### Set problem
Return each line of the records below exactly as it appears, leaving out the pictures.

[START OF Data to use]

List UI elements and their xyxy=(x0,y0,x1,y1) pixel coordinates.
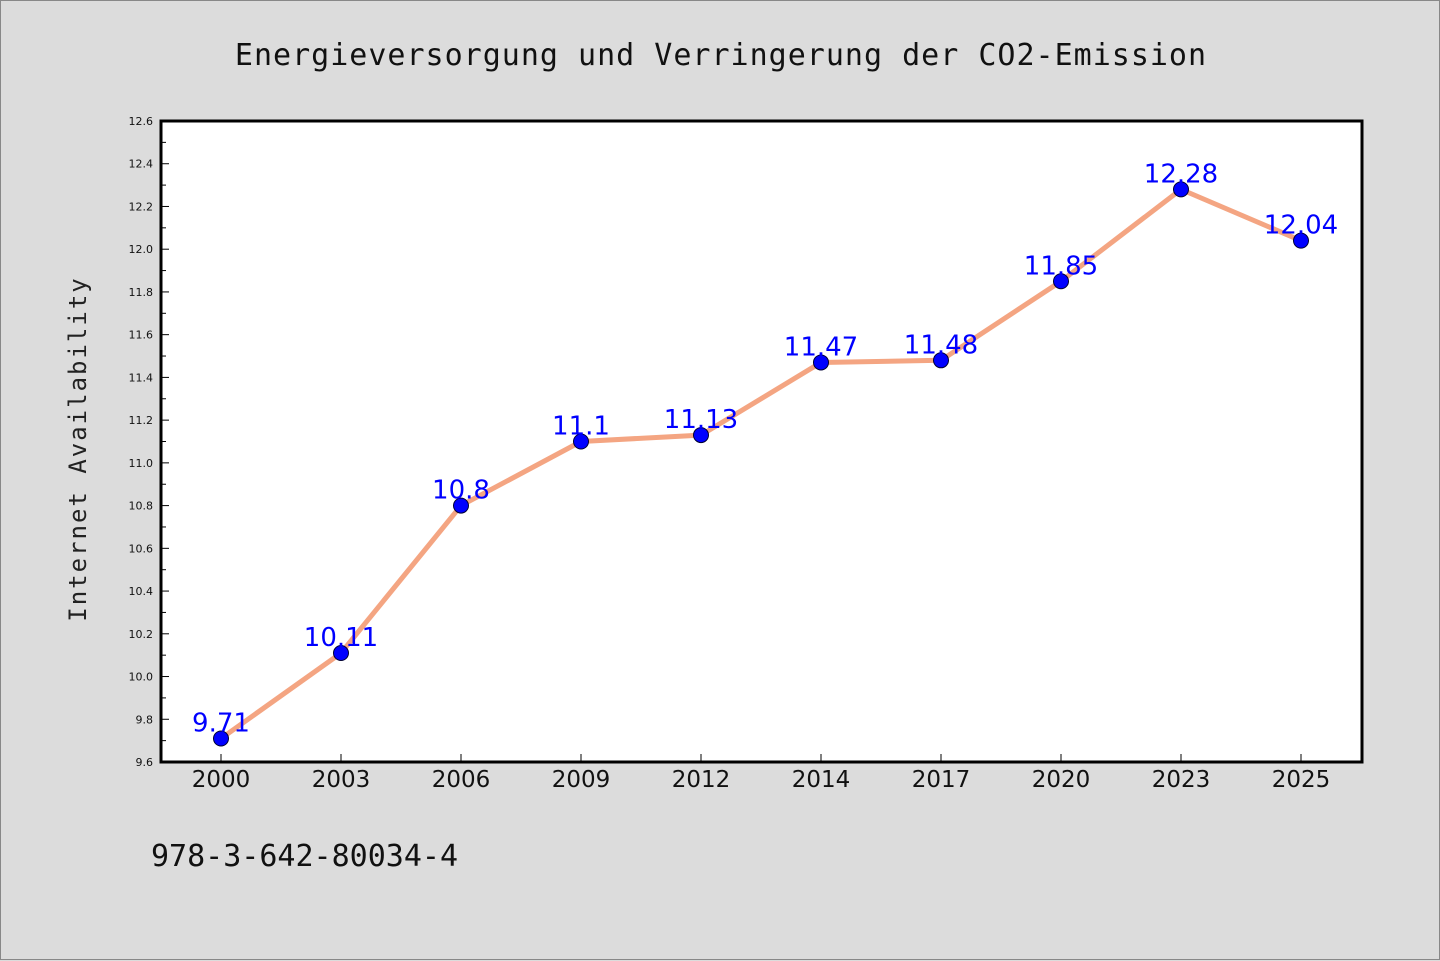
x-tick-label: 2025 xyxy=(1272,767,1331,793)
y-tick-label: 9.8 xyxy=(136,713,154,726)
y-axis-label: Internet Availability xyxy=(64,276,92,621)
y-tick-label: 9.6 xyxy=(136,756,154,769)
data-point xyxy=(933,352,949,369)
x-tick-label: 2017 xyxy=(912,767,971,793)
x-tick-label: 2009 xyxy=(552,767,611,793)
data-label: 11.13 xyxy=(664,405,738,435)
x-tick-label: 2006 xyxy=(432,767,491,793)
y-tick-label: 12.4 xyxy=(129,158,154,171)
data-point xyxy=(1173,181,1189,198)
data-point xyxy=(1293,232,1309,249)
x-axis-ticks: 2000 2003 2006 2009 2012 2014 2017 2020 2023 2025 xyxy=(192,754,1331,793)
x-tick-label: 2000 xyxy=(192,767,251,793)
data-point xyxy=(693,427,709,444)
y-tick-label: 11.6 xyxy=(129,329,154,342)
x-tick-label: 2003 xyxy=(312,767,371,793)
data-label: 10.8 xyxy=(432,476,490,506)
y-tick-label: 12.6 xyxy=(129,115,154,128)
data-point xyxy=(813,354,829,371)
data-label: 12.28 xyxy=(1144,159,1218,189)
chart-title: Energieversorgung und Verringerung der C… xyxy=(235,38,1207,73)
y-axis-ticks: 9.6 9.8 10.0 10.2 10.4 10.6 10.8 11.0 11.2 11.4 11… xyxy=(129,115,169,769)
data-label: 11.47 xyxy=(784,332,858,362)
y-tick-label: 11.2 xyxy=(129,414,154,427)
y-tick-label: 10.2 xyxy=(129,628,154,641)
data-point xyxy=(573,433,589,450)
data-labels: 9.71 10.11 10.8 11.1 11.13 11.47 11.48 11.85 12.… xyxy=(192,159,1338,738)
data-markers xyxy=(213,181,1309,747)
data-label: 10.11 xyxy=(304,623,378,653)
y-tick-label: 11.4 xyxy=(129,371,154,384)
data-label: 11.85 xyxy=(1024,251,1098,281)
series-line xyxy=(218,186,1304,741)
data-point xyxy=(333,645,349,662)
x-tick-label: 2014 xyxy=(792,767,851,793)
data-point xyxy=(1053,273,1069,290)
x-tick-label: 2020 xyxy=(1032,767,1091,793)
y-tick-label: 10.0 xyxy=(129,671,154,684)
y-tick-label: 10.8 xyxy=(129,500,154,513)
y-tick-label: 10.6 xyxy=(129,542,154,555)
x-tick-label: 2023 xyxy=(1152,767,1211,793)
y-tick-label: 11.0 xyxy=(129,457,154,470)
data-label: 11.48 xyxy=(904,330,978,360)
data-label: 9.71 xyxy=(192,708,250,738)
y-tick-label: 11.8 xyxy=(129,286,154,299)
data-point xyxy=(213,730,229,747)
isbn-footer: 978-3-642-80034-4 xyxy=(151,839,458,874)
y-tick-label: 12.0 xyxy=(129,243,154,256)
data-point xyxy=(453,497,469,514)
x-tick-label: 2012 xyxy=(672,767,731,793)
y-tick-label: 10.4 xyxy=(129,585,154,598)
y-tick-label: 12.2 xyxy=(129,200,154,213)
data-label: 11.1 xyxy=(552,412,610,442)
data-label: 12.04 xyxy=(1264,211,1338,241)
plot-area xyxy=(159,119,1364,764)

[END OF Data to use]

### Output for this exercise
List UI elements and their xyxy=(x0,y0,x1,y1) pixel coordinates.
x-tick-label: 2025 xyxy=(1272,767,1331,793)
y-tick-label: 9.8 xyxy=(136,713,154,726)
y-axis-label: Internet Availability xyxy=(64,276,92,621)
y-tick-label: 9.6 xyxy=(136,756,154,769)
data-point xyxy=(933,352,949,369)
x-tick-label: 2017 xyxy=(912,767,971,793)
x-tick-label: 2009 xyxy=(552,767,611,793)
data-label: 11.13 xyxy=(664,405,738,435)
x-tick-label: 2006 xyxy=(432,767,491,793)
y-tick-label: 12.4 xyxy=(129,158,154,171)
data-point xyxy=(1173,181,1189,198)
data-point xyxy=(1293,232,1309,249)
x-axis-ticks: 2000 2003 2006 2009 2012 2014 2017 2020 2023 2025 xyxy=(192,754,1331,793)
x-tick-label: 2000 xyxy=(192,767,251,793)
data-point xyxy=(693,427,709,444)
y-tick-label: 11.6 xyxy=(129,329,154,342)
x-tick-label: 2003 xyxy=(312,767,371,793)
data-label: 10.8 xyxy=(432,476,490,506)
y-tick-label: 12.6 xyxy=(129,115,154,128)
data-point xyxy=(813,354,829,371)
data-label: 12.28 xyxy=(1144,159,1218,189)
chart-title: Energieversorgung und Verringerung der C… xyxy=(235,38,1207,73)
y-axis-ticks: 9.6 9.8 10.0 10.2 10.4 10.6 10.8 11.0 11.2 11.4 11… xyxy=(129,115,169,769)
data-label: 11.47 xyxy=(784,332,858,362)
y-tick-label: 11.2 xyxy=(129,414,154,427)
y-tick-label: 10.2 xyxy=(129,628,154,641)
data-point xyxy=(573,433,589,450)
data-labels: 9.71 10.11 10.8 11.1 11.13 11.47 11.48 11.85 12.… xyxy=(192,159,1338,738)
data-markers xyxy=(213,181,1309,747)
data-label: 10.11 xyxy=(304,623,378,653)
y-tick-label: 11.4 xyxy=(129,371,154,384)
data-label: 11.85 xyxy=(1024,251,1098,281)
series-line xyxy=(218,186,1304,741)
data-point xyxy=(333,645,349,662)
x-tick-label: 2014 xyxy=(792,767,851,793)
data-point xyxy=(1053,273,1069,290)
x-tick-label: 2020 xyxy=(1032,767,1091,793)
y-tick-label: 10.0 xyxy=(129,671,154,684)
y-tick-label: 10.8 xyxy=(129,500,154,513)
y-tick-label: 10.6 xyxy=(129,542,154,555)
x-tick-label: 2023 xyxy=(1152,767,1211,793)
y-tick-label: 11.0 xyxy=(129,457,154,470)
data-label: 11.48 xyxy=(904,330,978,360)
data-label: 9.71 xyxy=(192,708,250,738)
y-tick-label: 11.8 xyxy=(129,286,154,299)
data-point xyxy=(213,730,229,747)
isbn-footer: 978-3-642-80034-4 xyxy=(151,839,458,874)
y-tick-label: 12.0 xyxy=(129,243,154,256)
data-point xyxy=(453,497,469,514)
x-tick-label: 2012 xyxy=(672,767,731,793)
y-tick-label: 10.4 xyxy=(129,585,154,598)
y-tick-label: 12.2 xyxy=(129,200,154,213)
data-label: 11.1 xyxy=(552,412,610,442)
data-label: 12.04 xyxy=(1264,211,1338,241)
plot-area xyxy=(159,119,1364,764)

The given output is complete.